● REQUIRED TASK
Search the material and gather each line with "springboot" in it.

[Dataset rows]
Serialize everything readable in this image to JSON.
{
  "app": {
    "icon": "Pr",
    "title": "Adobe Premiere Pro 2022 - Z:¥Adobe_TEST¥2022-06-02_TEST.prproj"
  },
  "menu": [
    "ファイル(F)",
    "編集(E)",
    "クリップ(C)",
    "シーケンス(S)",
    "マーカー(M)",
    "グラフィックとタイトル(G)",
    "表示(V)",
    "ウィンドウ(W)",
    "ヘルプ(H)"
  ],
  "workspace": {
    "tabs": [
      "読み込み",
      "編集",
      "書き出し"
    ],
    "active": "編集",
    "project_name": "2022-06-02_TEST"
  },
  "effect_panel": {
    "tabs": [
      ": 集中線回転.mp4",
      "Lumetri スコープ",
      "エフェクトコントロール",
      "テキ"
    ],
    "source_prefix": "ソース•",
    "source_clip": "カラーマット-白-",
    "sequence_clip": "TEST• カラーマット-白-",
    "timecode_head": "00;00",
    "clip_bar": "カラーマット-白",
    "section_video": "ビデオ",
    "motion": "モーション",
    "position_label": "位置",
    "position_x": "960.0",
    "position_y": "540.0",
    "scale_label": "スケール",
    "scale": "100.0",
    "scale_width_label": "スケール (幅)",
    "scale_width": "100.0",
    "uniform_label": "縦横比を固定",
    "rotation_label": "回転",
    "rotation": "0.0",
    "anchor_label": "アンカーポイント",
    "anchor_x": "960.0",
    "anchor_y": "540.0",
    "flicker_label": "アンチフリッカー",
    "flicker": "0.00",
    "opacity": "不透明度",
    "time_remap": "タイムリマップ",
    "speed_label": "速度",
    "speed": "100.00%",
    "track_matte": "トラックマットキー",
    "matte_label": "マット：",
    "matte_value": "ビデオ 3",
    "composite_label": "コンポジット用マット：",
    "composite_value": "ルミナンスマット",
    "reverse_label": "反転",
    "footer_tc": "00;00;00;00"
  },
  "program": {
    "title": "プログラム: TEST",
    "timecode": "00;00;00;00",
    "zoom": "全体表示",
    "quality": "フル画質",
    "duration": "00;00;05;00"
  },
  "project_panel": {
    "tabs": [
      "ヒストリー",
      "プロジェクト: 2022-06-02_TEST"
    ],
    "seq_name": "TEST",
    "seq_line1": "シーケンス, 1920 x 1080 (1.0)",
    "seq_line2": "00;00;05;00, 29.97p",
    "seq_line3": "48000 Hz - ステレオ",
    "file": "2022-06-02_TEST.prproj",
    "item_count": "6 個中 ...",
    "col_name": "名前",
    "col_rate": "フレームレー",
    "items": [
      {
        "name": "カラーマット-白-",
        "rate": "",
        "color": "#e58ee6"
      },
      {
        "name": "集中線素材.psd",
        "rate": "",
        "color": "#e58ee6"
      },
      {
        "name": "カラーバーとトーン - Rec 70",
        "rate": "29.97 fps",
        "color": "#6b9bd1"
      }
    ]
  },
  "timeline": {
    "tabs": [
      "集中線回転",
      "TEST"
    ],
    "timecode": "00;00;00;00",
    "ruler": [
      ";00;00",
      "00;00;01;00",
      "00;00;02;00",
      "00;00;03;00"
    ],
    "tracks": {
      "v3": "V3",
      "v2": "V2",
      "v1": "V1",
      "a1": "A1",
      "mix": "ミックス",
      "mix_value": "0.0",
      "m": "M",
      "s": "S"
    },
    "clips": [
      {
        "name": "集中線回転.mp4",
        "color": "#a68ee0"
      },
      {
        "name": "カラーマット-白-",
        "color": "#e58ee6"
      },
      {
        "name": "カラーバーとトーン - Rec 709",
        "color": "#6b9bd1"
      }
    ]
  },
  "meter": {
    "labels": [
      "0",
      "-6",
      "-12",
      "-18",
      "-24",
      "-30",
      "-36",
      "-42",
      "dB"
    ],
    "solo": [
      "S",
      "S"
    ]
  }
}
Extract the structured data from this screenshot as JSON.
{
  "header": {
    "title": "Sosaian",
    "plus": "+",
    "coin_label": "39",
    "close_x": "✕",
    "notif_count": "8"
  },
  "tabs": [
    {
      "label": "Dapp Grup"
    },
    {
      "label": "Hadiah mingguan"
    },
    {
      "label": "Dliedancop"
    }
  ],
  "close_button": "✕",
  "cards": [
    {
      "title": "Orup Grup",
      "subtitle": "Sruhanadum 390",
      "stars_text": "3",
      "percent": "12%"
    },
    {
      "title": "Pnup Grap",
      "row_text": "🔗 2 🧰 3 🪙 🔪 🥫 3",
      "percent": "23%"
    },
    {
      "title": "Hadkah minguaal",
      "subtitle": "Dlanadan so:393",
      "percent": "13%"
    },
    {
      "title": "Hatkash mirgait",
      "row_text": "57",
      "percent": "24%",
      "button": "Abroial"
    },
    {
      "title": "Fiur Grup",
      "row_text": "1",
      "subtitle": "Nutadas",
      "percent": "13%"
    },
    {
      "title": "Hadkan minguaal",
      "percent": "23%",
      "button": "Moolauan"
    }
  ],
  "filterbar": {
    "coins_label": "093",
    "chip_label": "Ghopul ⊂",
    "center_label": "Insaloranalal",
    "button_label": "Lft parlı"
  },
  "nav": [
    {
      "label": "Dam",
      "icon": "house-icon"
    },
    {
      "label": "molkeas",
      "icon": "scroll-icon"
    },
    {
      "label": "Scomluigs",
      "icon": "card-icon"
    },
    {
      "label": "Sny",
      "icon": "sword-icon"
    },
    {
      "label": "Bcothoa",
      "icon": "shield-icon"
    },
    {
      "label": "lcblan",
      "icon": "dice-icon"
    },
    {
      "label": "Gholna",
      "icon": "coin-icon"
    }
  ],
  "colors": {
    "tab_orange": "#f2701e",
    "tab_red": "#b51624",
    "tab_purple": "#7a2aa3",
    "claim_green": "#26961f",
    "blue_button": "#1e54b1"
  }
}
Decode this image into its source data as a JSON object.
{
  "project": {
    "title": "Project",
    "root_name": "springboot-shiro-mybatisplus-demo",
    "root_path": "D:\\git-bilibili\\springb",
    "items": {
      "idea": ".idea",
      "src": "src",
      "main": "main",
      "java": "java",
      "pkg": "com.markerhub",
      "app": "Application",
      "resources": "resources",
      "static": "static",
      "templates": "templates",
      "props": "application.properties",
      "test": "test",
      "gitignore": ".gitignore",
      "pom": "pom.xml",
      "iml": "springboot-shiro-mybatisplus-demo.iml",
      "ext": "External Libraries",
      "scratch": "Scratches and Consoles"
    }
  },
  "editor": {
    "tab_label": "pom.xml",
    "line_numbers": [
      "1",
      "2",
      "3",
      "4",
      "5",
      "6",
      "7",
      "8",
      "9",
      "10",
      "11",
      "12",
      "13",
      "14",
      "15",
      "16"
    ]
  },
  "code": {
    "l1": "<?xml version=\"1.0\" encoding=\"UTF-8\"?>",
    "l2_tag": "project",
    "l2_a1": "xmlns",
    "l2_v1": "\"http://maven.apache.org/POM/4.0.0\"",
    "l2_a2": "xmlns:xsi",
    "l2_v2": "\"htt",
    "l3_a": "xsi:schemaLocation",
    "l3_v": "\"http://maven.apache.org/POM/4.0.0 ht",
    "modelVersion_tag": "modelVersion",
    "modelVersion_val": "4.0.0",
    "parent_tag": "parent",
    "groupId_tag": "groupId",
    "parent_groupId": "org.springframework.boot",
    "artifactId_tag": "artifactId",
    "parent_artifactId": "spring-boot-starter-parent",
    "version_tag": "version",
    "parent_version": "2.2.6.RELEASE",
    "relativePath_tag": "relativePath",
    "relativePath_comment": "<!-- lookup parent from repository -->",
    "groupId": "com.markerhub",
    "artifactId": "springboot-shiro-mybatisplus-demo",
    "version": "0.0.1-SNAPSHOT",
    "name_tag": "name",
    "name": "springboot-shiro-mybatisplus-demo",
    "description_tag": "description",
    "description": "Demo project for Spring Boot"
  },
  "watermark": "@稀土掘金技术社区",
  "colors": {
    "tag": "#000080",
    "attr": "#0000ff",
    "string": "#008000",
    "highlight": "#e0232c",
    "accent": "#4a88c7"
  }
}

● THE RESULT
    "root_name": "springboot-shiro-mybatisplus-demo",
      "iml": "springboot-shiro-mybatisplus-demo.iml",
    "artifactId": "springboot-shiro-mybatisplus-demo",
    "name": "springboot-shiro-mybatisplus-demo",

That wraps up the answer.